Your answer should be a single number: the count of lines that hold the word "кодекс".

(begin)

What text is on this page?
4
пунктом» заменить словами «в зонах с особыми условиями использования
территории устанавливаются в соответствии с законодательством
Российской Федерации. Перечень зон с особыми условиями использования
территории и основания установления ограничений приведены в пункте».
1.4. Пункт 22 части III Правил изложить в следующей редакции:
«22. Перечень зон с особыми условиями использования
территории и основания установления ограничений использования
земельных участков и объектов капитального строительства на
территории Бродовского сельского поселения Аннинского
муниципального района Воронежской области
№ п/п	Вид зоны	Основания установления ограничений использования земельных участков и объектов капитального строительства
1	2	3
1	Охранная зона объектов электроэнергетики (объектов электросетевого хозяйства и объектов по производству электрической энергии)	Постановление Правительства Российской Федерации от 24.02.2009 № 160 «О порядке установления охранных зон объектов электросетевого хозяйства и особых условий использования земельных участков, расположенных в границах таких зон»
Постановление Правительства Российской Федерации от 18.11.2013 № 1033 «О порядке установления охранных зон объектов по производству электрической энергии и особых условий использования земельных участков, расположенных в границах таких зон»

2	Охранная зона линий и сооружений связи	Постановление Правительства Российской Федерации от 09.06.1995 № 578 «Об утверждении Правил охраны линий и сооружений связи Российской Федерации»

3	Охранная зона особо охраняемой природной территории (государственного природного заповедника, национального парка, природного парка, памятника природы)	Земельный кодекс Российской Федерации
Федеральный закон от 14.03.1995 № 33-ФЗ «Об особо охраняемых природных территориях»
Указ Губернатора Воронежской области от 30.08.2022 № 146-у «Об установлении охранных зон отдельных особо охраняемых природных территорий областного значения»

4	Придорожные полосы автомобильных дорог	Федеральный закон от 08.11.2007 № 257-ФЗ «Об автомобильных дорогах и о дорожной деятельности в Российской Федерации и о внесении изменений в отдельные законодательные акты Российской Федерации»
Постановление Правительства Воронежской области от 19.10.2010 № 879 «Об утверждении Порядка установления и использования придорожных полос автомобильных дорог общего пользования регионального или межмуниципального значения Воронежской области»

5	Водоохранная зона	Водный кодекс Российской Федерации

(end)

▸ **Result of the task**:
2